#### [Aim]
Wherever the word "false" appears in a line, copy that line.

#### [Dataset excerpts]
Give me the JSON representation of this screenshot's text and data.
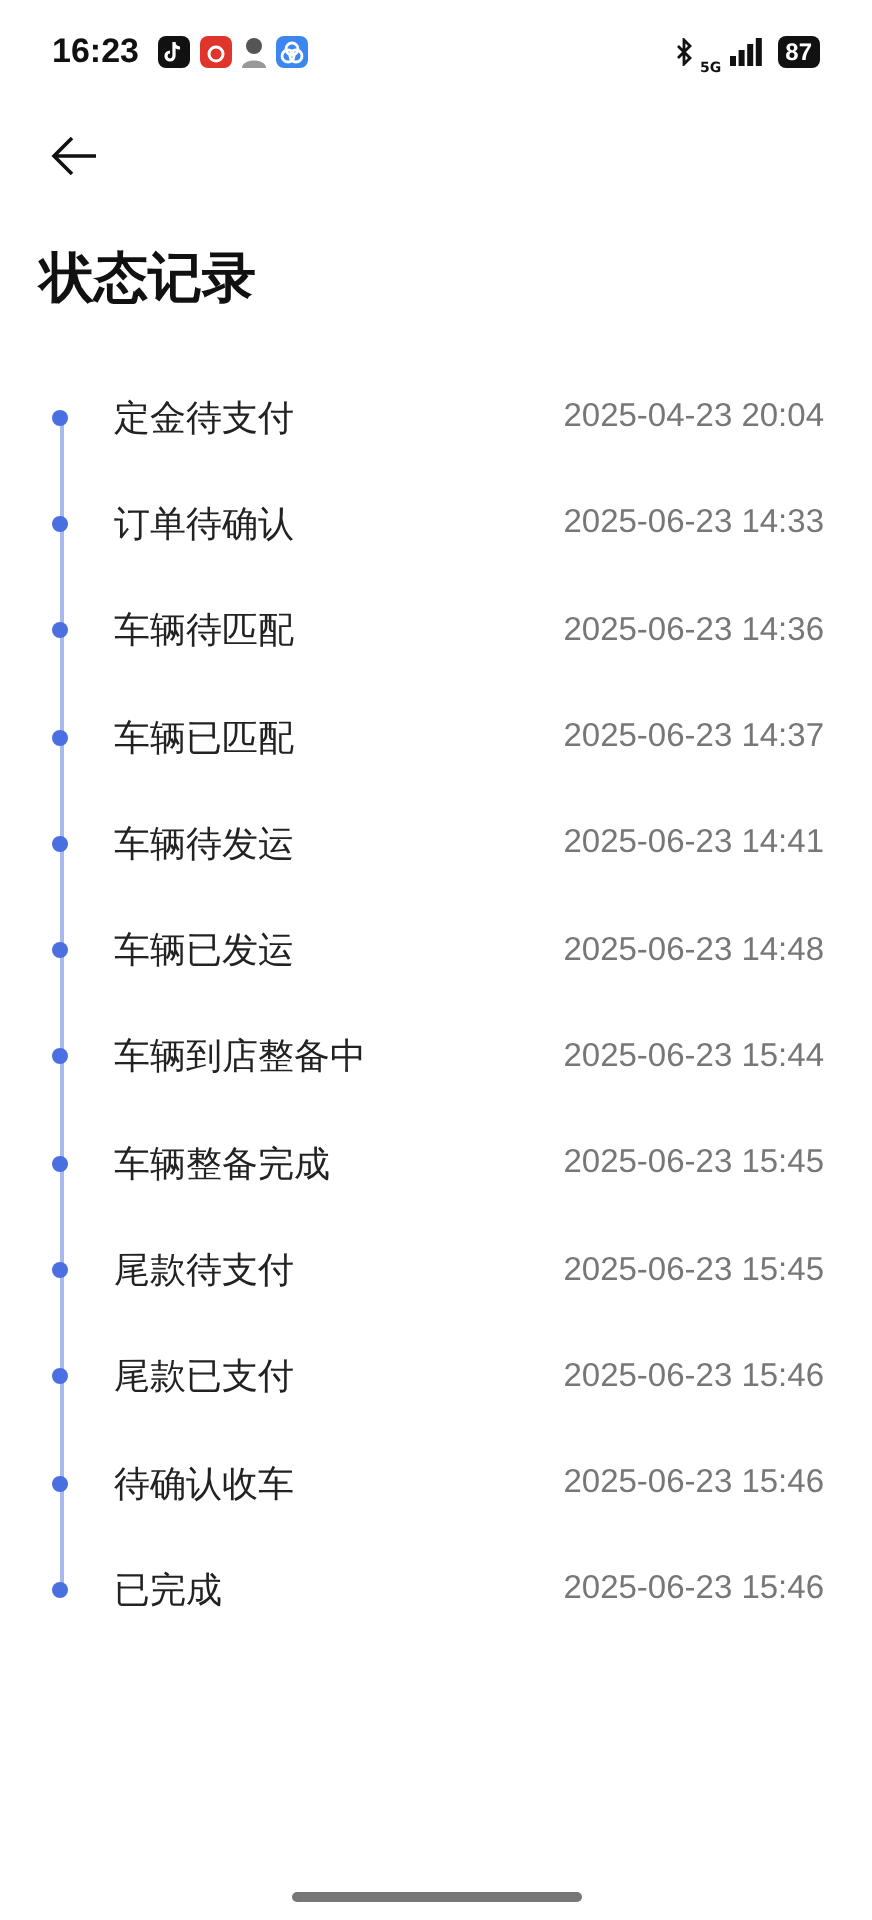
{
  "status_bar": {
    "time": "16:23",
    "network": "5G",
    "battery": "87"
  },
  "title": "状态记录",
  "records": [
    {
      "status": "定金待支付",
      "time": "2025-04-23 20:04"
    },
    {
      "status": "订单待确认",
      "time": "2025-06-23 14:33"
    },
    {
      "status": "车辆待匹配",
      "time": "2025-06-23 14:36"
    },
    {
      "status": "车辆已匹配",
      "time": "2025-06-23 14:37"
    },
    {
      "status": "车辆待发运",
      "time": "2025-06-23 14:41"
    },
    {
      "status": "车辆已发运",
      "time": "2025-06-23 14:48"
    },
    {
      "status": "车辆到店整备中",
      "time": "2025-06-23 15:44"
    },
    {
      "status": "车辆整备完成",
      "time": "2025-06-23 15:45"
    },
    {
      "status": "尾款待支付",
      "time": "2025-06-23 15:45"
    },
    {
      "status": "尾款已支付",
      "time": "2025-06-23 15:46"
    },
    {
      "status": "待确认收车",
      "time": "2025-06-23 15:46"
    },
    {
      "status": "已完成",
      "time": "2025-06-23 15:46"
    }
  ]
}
==
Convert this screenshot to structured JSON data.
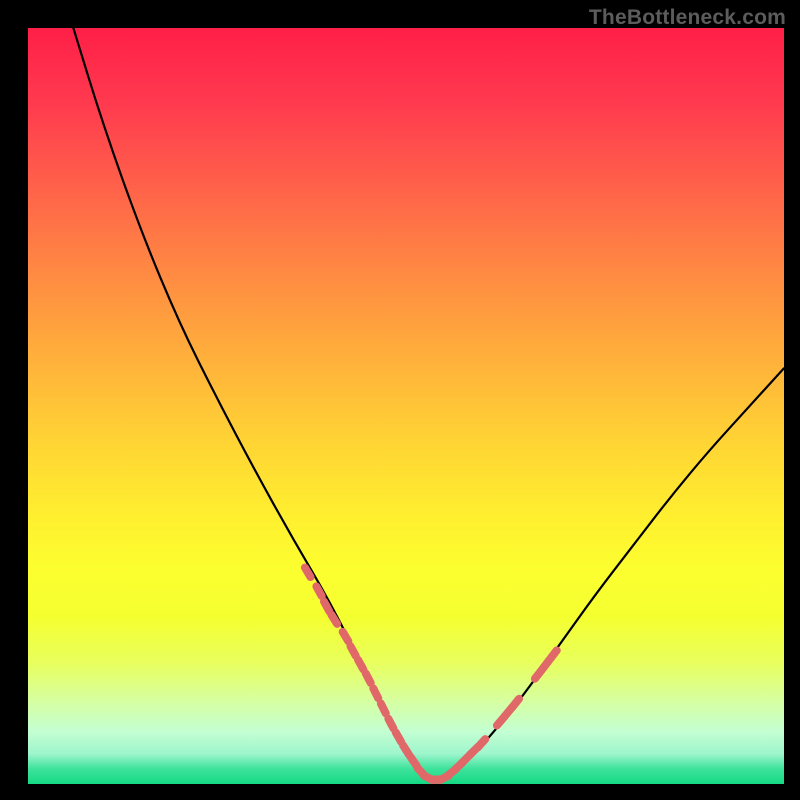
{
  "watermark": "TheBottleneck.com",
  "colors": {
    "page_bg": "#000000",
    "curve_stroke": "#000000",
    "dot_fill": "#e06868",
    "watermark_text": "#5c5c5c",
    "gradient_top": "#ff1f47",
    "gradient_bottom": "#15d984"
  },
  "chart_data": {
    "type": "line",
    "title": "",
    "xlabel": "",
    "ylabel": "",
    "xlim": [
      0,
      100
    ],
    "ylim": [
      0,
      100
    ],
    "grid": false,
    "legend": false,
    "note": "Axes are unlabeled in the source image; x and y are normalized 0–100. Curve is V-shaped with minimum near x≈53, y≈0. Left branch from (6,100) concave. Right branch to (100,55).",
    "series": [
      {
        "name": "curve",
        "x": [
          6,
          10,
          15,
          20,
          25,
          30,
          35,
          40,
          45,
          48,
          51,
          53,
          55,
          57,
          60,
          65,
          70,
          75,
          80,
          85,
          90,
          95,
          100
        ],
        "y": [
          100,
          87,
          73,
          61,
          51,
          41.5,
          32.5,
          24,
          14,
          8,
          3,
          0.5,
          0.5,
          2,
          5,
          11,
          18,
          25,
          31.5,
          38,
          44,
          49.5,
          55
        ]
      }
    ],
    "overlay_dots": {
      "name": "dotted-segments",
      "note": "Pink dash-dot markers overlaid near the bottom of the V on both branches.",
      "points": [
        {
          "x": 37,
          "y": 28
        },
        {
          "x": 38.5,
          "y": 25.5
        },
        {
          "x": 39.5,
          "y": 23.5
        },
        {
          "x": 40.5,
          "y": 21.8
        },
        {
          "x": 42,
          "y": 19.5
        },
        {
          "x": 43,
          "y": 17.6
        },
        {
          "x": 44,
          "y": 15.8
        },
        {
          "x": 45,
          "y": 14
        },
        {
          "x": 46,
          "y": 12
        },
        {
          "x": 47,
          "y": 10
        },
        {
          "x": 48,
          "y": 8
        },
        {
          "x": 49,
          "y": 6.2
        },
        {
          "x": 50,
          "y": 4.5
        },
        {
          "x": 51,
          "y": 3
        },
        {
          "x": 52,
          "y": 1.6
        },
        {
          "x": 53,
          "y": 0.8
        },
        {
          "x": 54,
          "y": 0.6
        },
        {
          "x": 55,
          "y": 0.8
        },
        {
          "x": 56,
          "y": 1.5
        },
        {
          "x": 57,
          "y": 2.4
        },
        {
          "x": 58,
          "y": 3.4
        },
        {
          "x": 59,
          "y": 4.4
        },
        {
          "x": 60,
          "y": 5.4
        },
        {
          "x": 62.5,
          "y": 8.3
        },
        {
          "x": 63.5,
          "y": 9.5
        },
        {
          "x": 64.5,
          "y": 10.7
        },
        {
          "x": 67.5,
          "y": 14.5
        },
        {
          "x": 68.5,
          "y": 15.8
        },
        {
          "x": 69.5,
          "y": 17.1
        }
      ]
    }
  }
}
--
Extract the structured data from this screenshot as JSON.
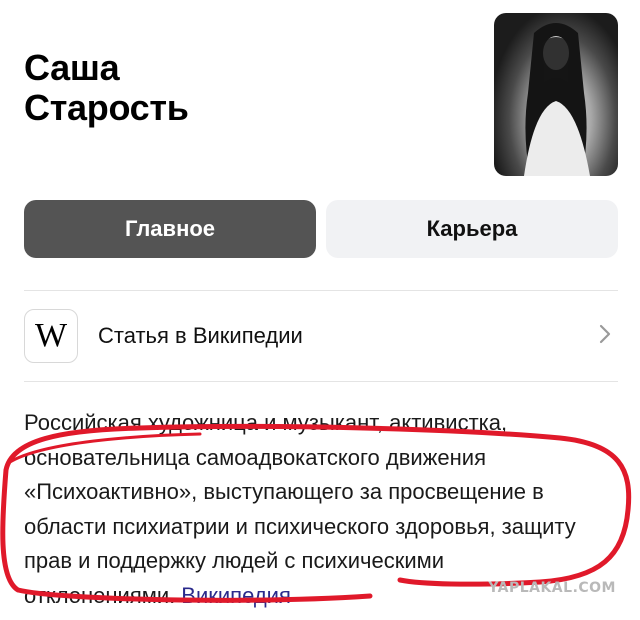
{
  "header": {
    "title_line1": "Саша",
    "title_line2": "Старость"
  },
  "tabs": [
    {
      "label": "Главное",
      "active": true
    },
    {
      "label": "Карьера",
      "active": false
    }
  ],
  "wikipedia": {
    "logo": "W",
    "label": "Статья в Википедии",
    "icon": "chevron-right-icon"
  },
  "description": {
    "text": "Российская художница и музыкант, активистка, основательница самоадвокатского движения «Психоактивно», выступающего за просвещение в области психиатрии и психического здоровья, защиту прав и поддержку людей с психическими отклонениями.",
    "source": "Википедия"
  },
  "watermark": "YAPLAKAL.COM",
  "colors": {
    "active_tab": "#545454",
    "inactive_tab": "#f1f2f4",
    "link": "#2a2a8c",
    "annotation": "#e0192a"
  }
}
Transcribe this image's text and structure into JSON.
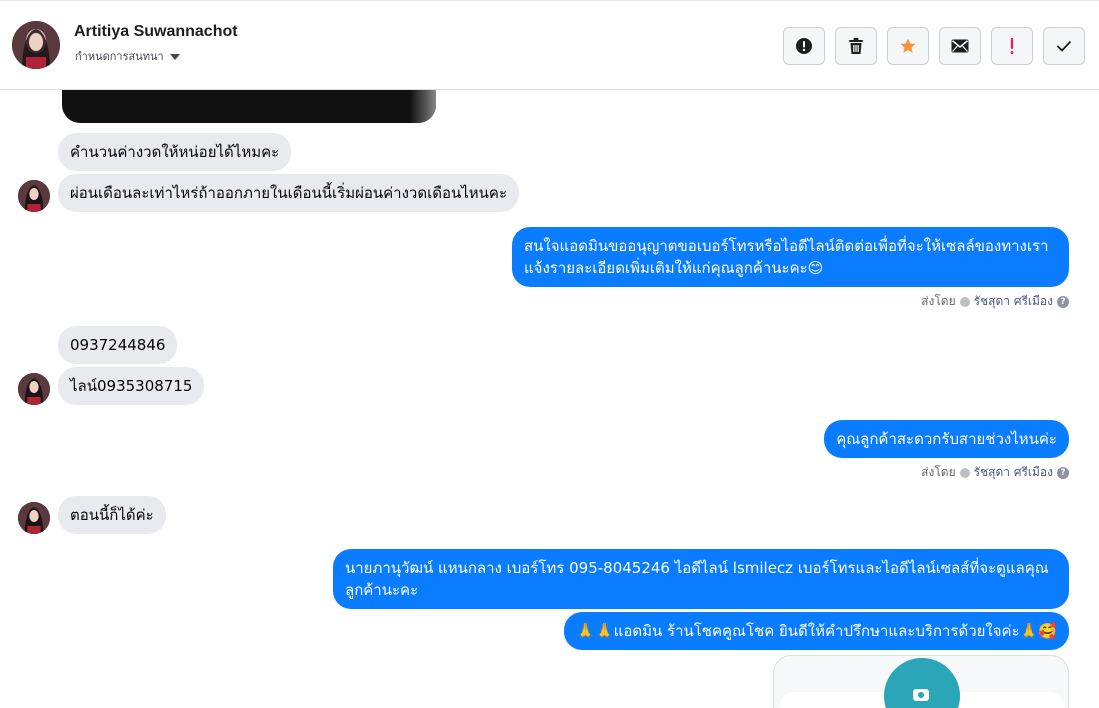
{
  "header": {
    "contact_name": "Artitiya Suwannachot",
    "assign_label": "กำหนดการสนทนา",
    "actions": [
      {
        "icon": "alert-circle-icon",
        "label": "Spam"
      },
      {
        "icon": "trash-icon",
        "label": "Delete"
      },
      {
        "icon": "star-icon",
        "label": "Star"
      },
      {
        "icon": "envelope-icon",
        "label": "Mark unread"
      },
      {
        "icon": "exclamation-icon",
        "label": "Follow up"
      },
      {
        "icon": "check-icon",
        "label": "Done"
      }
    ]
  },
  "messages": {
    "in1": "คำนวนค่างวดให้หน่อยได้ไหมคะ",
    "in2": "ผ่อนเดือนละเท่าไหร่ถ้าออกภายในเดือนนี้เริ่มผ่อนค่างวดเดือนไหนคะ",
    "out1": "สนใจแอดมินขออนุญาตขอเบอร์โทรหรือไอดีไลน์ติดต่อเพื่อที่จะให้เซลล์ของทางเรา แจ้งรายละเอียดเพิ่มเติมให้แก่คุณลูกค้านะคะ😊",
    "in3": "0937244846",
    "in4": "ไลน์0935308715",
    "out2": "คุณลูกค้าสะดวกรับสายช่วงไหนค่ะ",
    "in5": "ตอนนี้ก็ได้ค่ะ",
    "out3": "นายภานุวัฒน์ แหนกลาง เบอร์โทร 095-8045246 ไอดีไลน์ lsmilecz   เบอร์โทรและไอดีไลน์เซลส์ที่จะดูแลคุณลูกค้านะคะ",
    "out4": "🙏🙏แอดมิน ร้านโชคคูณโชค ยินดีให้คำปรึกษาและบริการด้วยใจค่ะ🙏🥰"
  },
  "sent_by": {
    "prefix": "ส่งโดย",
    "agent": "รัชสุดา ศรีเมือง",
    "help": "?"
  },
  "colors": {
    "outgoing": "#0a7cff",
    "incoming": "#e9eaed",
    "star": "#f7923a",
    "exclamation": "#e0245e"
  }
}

#### [Exercise result]
    "grid": false,
    "legend": false,
      "active": false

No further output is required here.